═════ RECORDS FOR PROCESSING ═════

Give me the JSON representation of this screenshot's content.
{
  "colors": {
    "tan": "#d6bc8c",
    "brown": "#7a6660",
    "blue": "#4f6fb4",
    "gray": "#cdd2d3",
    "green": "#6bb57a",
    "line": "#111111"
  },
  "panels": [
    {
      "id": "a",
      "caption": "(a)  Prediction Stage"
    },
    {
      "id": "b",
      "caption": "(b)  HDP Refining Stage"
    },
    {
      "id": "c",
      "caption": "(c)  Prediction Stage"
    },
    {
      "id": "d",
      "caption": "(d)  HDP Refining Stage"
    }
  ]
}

═════

■ **CHALLENGE**
Search the data for "Prediction". Copy every line that has it.

■ **RESULT**
      "caption": "(a)  Prediction Stage"
      "caption": "(c)  Prediction Stage"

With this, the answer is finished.